▸ Direction
Type out the material below exactly.

▸ Records shown
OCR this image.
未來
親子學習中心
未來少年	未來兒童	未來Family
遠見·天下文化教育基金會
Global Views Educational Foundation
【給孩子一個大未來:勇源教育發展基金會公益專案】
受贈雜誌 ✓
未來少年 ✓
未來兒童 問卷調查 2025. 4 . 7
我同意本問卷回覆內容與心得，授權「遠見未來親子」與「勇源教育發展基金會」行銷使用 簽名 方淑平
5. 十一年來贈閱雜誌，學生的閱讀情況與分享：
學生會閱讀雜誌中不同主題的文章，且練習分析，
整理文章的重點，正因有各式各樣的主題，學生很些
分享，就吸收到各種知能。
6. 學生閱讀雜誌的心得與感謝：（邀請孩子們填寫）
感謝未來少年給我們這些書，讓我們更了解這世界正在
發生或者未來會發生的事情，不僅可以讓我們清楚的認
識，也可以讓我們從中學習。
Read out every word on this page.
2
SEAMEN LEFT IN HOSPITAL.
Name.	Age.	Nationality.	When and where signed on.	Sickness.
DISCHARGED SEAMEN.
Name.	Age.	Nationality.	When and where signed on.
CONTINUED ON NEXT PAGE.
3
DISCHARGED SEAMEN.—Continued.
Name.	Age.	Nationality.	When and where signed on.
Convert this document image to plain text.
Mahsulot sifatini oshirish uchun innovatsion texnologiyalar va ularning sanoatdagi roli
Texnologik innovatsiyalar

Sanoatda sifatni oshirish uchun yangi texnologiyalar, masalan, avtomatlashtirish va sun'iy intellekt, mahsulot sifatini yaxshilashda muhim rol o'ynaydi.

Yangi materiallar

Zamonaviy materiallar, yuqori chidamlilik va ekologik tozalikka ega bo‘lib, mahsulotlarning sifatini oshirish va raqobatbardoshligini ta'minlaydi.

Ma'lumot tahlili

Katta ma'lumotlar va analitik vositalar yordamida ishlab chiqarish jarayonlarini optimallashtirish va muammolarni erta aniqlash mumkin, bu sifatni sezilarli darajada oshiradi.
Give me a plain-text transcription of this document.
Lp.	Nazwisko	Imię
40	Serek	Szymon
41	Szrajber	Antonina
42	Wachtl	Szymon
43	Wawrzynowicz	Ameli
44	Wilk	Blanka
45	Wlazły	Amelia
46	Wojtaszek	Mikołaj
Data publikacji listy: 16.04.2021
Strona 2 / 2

▸ Full solution
OCR this image.
未來
親子學習中心
未來少年	未來兒童	未來Family
遠見·天下文化教育基金會
Global Views Educational Foundation
【給孩子一個大未來:勇源教育發展基金會公益專案】
受贈雜誌 ✓
未來少年 ✓
未來兒童 問卷調查 2025. 4 . 7
我同意本問卷回覆內容與心得，授權「遠見未來親子」與「勇源教育發展基金會」行銷使用 簽名 方淑平
5. 十一年來贈閱雜誌，學生的閱讀情況與分享：
學生會閱讀雜誌中不同主題的文章，且練習分析，
整理文章的重點，正因有各式各樣的主題，學生很些
分享，就吸收到各種知能。
6. 學生閱讀雜誌的心得與感謝：（邀請孩子們填寫）
感謝未來少年給我們這些書，讓我們更了解這世界正在
發生或者未來會發生的事情，不僅可以讓我們清楚的認
識，也可以讓我們從中學習。
Read out every word on this page.
2
SEAMEN LEFT IN HOSPITAL.
Name.	Age.	Nationality.	When and where signed on.	Sickness.
DISCHARGED SEAMEN.
Name.	Age.	Nationality.	When and where signed on.
CONTINUED ON NEXT PAGE.
3
DISCHARGED SEAMEN.—Continued.
Name.	Age.	Nationality.	When and where signed on.
Convert this document image to plain text.
Mahsulot sifatini oshirish uchun innovatsion texnologiyalar va ularning sanoatdagi roli
Texnologik innovatsiyalar

Sanoatda sifatni oshirish uchun yangi texnologiyalar, masalan, avtomatlashtirish va sun'iy intellekt, mahsulot sifatini yaxshilashda muhim rol o'ynaydi.

Yangi materiallar

Zamonaviy materiallar, yuqori chidamlilik va ekologik tozalikka ega bo‘lib, mahsulotlarning sifatini oshirish va raqobatbardoshligini ta'minlaydi.

Ma'lumot tahlili

Katta ma'lumotlar va analitik vositalar yordamida ishlab chiqarish jarayonlarini optimallashtirish va muammolarni erta aniqlash mumkin, bu sifatni sezilarli darajada oshiradi.
Give me a plain-text transcription of this document.
Lp.	Nazwisko	Imię
40	Serek	Szymon
41	Szrajber	Antonina
42	Wachtl	Szymon
43	Wawrzynowicz	Ameli
44	Wilk	Blanka
45	Wlazły	Amelia
46	Wojtaszek	Mikołaj
Data publikacji listy: 16.04.2021
Strona 2 / 2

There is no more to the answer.